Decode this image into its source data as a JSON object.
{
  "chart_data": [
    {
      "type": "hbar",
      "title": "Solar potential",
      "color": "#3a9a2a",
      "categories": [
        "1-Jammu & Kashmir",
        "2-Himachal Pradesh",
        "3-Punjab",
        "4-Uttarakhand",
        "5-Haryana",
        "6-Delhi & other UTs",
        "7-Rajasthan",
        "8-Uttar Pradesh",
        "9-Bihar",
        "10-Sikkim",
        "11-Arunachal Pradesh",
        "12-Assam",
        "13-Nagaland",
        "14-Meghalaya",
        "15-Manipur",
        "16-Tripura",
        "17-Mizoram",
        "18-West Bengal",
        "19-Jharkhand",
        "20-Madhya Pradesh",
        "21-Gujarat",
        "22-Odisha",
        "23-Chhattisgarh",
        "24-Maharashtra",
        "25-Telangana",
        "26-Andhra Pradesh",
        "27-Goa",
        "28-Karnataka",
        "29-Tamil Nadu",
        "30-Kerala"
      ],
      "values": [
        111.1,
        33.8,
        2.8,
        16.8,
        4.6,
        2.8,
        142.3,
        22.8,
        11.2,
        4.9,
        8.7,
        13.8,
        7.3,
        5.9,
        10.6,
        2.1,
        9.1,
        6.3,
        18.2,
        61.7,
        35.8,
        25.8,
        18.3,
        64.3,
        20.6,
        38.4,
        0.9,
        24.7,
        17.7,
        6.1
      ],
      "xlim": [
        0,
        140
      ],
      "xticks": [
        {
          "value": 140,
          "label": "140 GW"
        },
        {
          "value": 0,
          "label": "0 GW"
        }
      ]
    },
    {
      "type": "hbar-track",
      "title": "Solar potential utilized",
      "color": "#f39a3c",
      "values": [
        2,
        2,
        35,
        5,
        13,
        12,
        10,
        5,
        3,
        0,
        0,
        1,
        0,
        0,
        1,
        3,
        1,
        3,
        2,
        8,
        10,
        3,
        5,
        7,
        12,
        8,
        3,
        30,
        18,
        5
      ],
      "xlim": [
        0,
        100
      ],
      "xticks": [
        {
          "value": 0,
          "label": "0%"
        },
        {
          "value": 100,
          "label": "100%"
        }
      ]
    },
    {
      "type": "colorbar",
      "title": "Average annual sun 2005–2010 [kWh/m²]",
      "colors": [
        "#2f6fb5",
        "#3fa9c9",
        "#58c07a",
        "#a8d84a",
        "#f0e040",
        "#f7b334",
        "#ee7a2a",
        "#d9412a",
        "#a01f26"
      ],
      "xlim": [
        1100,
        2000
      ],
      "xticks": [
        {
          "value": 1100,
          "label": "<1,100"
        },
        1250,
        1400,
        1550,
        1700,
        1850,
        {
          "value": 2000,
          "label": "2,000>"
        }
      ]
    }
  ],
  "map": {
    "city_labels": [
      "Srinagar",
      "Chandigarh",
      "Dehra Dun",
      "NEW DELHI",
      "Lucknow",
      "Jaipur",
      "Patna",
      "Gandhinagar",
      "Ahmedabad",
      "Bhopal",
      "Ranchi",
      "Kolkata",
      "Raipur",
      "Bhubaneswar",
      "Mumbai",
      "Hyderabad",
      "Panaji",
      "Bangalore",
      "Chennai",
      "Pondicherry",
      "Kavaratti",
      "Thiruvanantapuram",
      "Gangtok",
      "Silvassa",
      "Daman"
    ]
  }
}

-=-=-=-=-

Extract the whole listing, character for character.

§ SOLUTION FOR THIS EXERCISE
Decode this image into its source data as a JSON object.
{
  "chart_data": [
    {
      "type": "hbar",
      "title": "Solar potential",
      "color": "#3a9a2a",
      "categories": [
        "1-Jammu & Kashmir",
        "2-Himachal Pradesh",
        "3-Punjab",
        "4-Uttarakhand",
        "5-Haryana",
        "6-Delhi & other UTs",
        "7-Rajasthan",
        "8-Uttar Pradesh",
        "9-Bihar",
        "10-Sikkim",
        "11-Arunachal Pradesh",
        "12-Assam",
        "13-Nagaland",
        "14-Meghalaya",
        "15-Manipur",
        "16-Tripura",
        "17-Mizoram",
        "18-West Bengal",
        "19-Jharkhand",
        "20-Madhya Pradesh",
        "21-Gujarat",
        "22-Odisha",
        "23-Chhattisgarh",
        "24-Maharashtra",
        "25-Telangana",
        "26-Andhra Pradesh",
        "27-Goa",
        "28-Karnataka",
        "29-Tamil Nadu",
        "30-Kerala"
      ],
      "values": [
        111.1,
        33.8,
        2.8,
        16.8,
        4.6,
        2.8,
        142.3,
        22.8,
        11.2,
        4.9,
        8.7,
        13.8,
        7.3,
        5.9,
        10.6,
        2.1,
        9.1,
        6.3,
        18.2,
        61.7,
        35.8,
        25.8,
        18.3,
        64.3,
        20.6,
        38.4,
        0.9,
        24.7,
        17.7,
        6.1
      ],
      "xlim": [
        0,
        140
      ],
      "xticks": [
        {
          "value": 140,
          "label": "140 GW"
        },
        {
          "value": 0,
          "label": "0 GW"
        }
      ]
    },
    {
      "type": "hbar-track",
      "title": "Solar potential utilized",
      "color": "#f39a3c",
      "values": [
        2,
        2,
        35,
        5,
        13,
        12,
        10,
        5,
        3,
        0,
        0,
        1,
        0,
        0,
        1,
        3,
        1,
        3,
        2,
        8,
        10,
        3,
        5,
        7,
        12,
        8,
        3,
        30,
        18,
        5
      ],
      "xlim": [
        0,
        100
      ],
      "xticks": [
        {
          "value": 0,
          "label": "0%"
        },
        {
          "value": 100,
          "label": "100%"
        }
      ]
    },
    {
      "type": "colorbar",
      "title": "Average annual sun 2005–2010 [kWh/m²]",
      "colors": [
        "#2f6fb5",
        "#3fa9c9",
        "#58c07a",
        "#a8d84a",
        "#f0e040",
        "#f7b334",
        "#ee7a2a",
        "#d9412a",
        "#a01f26"
      ],
      "xlim": [
        1100,
        2000
      ],
      "xticks": [
        {
          "value": 1100,
          "label": "<1,100"
        },
        1250,
        1400,
        1550,
        1700,
        1850,
        {
          "value": 2000,
          "label": "2,000>"
        }
      ]
    }
  ],
  "map": {
    "city_labels": [
      "Srinagar",
      "Chandigarh",
      "Dehra Dun",
      "NEW DELHI",
      "Lucknow",
      "Jaipur",
      "Patna",
      "Gandhinagar",
      "Ahmedabad",
      "Bhopal",
      "Ranchi",
      "Kolkata",
      "Raipur",
      "Bhubaneswar",
      "Mumbai",
      "Hyderabad",
      "Panaji",
      "Bangalore",
      "Chennai",
      "Pondicherry",
      "Kavaratti",
      "Thiruvanantapuram",
      "Gangtok",
      "Silvassa",
      "Daman"
    ]
  }
}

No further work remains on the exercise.